TESTO DELLA PAGINA:

▬▬▬▬▬▬

Secondo Andy Konwinski, co-fondatore di Databricks e della società di ricerca Laude, gli Stati Uniti rischiano di perdere la leadership globale nell’intelligenza artificiale a favore della Cina. La causa: l’eccessiva chiusura dei modelli americani rispetto alla strategia open source di Pechino. Una deriva che, secondo l’imprenditore, minaccia innovazione, democrazia ed equilibrio competitivo nel settore.
Negli ultimi anni il ritmo dell’innovazione cinese in intelligenza artificiale ha accelerato al punto da superare quello statunitense nella percezione degli stessi ricercatori americani. Konwinski, intervenuto al Cerebral Valley AI Summit, ha citato testimonianze di dottorandi di Stanford e Berkeley secondo cui “nell’ultimo anno le idee di AI più interessanti sono arrivate il doppio delle volte dalla Cina rispetto agli Stati Uniti”.
Mentre laboratori come OpenAI, Meta e Anthropic continuano a produrre avanzamenti significativi, tali innovazioni restano prevalentemente proprietarie. Parallelamente, gli stipendi multimilionari offerti dalle aziende ai ricercatori stanno svuotando il mondo accademico, riducendo la circolazione libera delle idee che in passato ha alimentato i grandi progressi scientifici.
Konwinski ricorda che la rivoluzione dell’AI generativa è nata da una pubblicazione open access: il paper dei Transformer del 2017. Secondo lui, solo un nuovo salto architetturale, condiviso apertamente, può garantire un vantaggio stabile. E su questo fronte la Cina sta spingendo: il governo incoraggia modelli open source da parte di player come DeepSeek e Qwen (Alibaba), favorendo un ecosistema di sviluppo rapido e collaborativo.
Il rischio per gli Stati Uniti, osserva, non è solo tecnologico, ma sistemico: “La fontana si sta prosciugando”, avverte, prevedendo ricadute negative per la competitività economica dei grandi laboratori nei prossimi anni. Per mantenere la leadership, sostiene, Washington deve tornare a promuovere apertura, collaborazione e ricerca condivisa.
Approfondimento – Cronologia essenziale
- 2017 – Nasce l’architettura Transformer (Google Research).
- 2020-2024 – Espansione dei modelli open source in Cina (Huawei, Baidu, Alibaba).
- 2025 – DeepSeek rilascia modelli open source adottati a livello globale.
Fonti:
Google Research (https://research.google), Alibaba Cloud (https://www.alibabacloud.com), DeepSeek AI (https://www.deepseek.com).
Consigli di approfondimento
- “Transformer: Attention Is All You Need” – Google Research
- Analisi AI open source di Stanford HAI – https://hai.stanford.edu
- Report OECD su AI e governance tecnologica – https://oecd.org/ai
Abstract – Pro, rischi e impatti futuri
La strategia open source potrebbe accelerare l’innovazione, rafforzare l’ecosistema accademico e contrastare la concentrazione tecnologica. Tuttavia, presenta rischi etici: diffusione incontrollata di modelli potenti, competizione geopolitica più aggressiva e possibile erosione dei sistemi di sicurezza. Nel lungo periodo, la scelta tra apertura e controllo potrebbe influenzare democrazia, competitività economica e stabilità internazionale, ridefinendo il quadro delle interazioni sociali e politiche tra potenze.

▬▬▬▬▬▬

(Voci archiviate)
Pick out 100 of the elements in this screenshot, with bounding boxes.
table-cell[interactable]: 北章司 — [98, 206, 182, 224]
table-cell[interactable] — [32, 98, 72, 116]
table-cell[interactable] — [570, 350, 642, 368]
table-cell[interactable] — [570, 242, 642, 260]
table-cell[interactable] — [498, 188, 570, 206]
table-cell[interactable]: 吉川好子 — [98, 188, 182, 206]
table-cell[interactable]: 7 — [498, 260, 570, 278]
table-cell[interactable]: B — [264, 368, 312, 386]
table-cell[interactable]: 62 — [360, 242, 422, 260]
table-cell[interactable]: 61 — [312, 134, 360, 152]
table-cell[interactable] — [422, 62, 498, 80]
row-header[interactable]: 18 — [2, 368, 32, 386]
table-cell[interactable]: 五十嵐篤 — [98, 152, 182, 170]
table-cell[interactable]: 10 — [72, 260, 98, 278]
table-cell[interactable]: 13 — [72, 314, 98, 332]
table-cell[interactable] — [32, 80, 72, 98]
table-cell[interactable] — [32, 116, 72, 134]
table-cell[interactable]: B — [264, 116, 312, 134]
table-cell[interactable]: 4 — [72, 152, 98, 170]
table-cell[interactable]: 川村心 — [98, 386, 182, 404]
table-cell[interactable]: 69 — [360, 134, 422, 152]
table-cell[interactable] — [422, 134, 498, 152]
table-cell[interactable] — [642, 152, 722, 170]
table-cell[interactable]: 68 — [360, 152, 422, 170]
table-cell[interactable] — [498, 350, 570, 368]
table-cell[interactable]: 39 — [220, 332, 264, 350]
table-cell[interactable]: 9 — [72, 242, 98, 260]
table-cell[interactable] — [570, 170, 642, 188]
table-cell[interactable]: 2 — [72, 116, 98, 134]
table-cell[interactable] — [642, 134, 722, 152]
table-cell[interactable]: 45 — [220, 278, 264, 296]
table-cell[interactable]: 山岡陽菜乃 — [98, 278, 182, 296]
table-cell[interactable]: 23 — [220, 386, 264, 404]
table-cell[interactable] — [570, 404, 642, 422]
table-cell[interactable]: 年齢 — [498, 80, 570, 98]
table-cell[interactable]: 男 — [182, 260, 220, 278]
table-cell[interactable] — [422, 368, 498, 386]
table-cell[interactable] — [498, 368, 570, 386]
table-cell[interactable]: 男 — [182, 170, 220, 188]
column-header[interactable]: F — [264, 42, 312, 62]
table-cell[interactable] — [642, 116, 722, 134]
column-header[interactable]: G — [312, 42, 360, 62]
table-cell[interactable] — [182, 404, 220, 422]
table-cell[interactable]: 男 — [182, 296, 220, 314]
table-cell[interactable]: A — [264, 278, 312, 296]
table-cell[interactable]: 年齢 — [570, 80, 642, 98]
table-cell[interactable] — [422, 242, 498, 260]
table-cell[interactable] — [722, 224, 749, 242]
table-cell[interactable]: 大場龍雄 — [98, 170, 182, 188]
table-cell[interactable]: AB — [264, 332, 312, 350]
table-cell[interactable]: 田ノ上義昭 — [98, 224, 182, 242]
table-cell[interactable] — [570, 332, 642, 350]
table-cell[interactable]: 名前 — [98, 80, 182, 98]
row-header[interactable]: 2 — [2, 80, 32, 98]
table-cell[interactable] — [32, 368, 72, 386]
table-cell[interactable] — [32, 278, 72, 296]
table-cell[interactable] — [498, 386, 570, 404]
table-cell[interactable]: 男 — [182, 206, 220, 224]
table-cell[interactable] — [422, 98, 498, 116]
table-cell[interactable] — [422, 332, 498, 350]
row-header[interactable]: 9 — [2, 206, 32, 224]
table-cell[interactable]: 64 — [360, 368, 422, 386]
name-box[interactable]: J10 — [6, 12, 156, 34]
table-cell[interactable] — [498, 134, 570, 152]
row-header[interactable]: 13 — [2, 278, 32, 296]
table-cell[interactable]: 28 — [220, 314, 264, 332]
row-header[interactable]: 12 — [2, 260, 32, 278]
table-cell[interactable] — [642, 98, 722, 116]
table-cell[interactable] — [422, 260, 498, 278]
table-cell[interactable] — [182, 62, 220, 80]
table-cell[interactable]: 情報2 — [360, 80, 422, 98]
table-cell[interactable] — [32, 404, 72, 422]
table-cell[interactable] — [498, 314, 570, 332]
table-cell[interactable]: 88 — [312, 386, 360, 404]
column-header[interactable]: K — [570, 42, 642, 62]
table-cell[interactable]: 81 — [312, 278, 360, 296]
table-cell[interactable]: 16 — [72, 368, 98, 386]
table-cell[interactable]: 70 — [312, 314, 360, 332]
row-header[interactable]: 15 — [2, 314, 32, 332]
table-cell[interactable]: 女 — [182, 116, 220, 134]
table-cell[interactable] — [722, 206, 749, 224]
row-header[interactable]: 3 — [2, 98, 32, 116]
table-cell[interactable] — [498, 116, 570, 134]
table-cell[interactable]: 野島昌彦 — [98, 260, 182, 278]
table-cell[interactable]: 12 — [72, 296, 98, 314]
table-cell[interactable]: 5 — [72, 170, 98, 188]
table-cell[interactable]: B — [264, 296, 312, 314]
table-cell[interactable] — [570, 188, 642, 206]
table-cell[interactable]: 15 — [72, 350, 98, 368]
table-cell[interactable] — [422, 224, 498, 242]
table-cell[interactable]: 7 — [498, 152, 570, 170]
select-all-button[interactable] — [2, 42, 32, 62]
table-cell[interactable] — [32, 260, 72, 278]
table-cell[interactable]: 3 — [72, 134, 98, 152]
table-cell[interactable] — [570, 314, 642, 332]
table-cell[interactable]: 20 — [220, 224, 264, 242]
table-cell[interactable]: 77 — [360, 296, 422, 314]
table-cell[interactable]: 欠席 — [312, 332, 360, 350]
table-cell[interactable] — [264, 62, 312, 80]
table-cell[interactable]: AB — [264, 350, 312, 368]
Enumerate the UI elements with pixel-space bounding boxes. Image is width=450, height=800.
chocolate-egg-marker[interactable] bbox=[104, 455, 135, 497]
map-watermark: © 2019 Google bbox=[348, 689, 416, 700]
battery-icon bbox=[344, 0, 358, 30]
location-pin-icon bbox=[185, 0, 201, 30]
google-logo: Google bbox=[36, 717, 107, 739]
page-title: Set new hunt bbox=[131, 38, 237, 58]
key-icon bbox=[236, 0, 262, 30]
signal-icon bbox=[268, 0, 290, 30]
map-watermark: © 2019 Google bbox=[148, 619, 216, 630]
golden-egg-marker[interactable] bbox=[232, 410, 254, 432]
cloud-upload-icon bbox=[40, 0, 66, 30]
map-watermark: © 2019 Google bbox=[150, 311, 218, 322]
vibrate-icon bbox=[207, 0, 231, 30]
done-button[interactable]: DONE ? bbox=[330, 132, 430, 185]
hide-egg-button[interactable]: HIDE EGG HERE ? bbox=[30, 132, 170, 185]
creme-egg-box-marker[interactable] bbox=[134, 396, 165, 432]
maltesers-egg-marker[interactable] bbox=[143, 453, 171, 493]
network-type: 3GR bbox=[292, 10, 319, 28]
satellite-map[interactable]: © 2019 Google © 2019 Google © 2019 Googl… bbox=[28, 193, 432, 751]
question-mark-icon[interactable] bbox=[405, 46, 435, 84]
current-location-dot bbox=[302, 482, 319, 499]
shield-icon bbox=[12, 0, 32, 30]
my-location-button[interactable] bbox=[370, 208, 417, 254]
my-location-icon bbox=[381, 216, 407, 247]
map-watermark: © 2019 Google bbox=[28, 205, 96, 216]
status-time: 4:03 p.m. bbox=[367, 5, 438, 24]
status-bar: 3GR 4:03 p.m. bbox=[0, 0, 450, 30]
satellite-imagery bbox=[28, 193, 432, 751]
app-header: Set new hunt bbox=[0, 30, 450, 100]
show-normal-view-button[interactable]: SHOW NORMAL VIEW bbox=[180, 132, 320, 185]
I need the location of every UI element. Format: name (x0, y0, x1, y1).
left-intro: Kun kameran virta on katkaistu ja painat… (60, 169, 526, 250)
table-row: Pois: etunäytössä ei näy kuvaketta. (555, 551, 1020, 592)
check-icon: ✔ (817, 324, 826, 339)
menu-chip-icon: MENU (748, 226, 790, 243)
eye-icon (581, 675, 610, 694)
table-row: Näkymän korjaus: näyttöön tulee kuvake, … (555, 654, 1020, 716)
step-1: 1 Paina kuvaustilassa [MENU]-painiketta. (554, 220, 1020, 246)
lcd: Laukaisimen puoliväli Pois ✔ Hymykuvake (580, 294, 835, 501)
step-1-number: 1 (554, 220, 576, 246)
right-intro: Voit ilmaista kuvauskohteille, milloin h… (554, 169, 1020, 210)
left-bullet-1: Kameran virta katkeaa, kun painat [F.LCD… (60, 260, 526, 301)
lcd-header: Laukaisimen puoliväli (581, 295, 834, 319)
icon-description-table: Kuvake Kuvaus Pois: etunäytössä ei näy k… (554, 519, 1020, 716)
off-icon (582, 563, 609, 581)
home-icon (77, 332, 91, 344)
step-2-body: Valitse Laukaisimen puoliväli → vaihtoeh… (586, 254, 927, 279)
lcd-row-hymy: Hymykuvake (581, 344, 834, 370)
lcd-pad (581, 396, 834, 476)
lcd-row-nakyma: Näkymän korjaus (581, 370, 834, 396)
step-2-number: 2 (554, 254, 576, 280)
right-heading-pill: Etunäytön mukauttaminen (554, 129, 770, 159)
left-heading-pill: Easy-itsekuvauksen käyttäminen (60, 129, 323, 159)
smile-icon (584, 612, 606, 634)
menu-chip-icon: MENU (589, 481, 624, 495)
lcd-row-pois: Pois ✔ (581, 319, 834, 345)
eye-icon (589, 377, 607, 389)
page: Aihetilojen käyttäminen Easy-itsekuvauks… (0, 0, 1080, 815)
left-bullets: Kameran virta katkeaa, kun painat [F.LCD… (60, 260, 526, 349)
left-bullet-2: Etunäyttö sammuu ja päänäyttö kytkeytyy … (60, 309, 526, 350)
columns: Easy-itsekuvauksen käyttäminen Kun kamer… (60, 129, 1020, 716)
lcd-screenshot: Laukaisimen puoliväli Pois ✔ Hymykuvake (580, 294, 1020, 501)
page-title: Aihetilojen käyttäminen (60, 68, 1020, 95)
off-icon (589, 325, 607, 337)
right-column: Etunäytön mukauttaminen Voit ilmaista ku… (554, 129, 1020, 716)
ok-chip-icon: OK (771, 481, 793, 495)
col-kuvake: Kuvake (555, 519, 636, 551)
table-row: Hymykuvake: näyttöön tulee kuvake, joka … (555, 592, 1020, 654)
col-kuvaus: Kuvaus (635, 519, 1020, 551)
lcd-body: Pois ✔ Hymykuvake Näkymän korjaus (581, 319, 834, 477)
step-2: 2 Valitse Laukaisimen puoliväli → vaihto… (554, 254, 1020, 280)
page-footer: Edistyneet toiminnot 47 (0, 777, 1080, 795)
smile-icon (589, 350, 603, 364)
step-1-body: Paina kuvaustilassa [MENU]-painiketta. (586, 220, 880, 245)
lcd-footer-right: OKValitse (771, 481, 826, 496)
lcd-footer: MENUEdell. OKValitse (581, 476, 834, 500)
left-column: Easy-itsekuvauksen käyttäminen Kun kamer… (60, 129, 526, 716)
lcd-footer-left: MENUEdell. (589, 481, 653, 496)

▬▬▬▬▬▬

OBIETTIVO DEL COMPITO: Trascrivi fedelmente il passo dell'articolo sulla leadership nell'intelligenza artificiale che parte dalle parole "Il rischio per" e si chiude dopo "(Huawei, Baidu, Alibaba).". Le voci non hanno alcun legame con l'articolo sulla leadership nell'intelligenza artificiale.

COMPITO SVOLTO:
Il rischio per gli Stati Uniti, osserva, non è solo tecnologico, ma sistemico: “La fontana si sta prosciugando”, avverte, prevedendo ricadute negative per la competitività economica dei grandi laboratori nei prossimi anni. Per mantenere la leadership, sostiene, Washington deve tornare a promuovere apertura, collaborazione e ricerca condivisa.
Approfondimento – Cronologia essenziale
- 2017 – Nasce l’architettura Transformer (Google Research).
- 2020-2024 – Espansione dei modelli open source in Cina (Huawei, Baidu, Alibaba).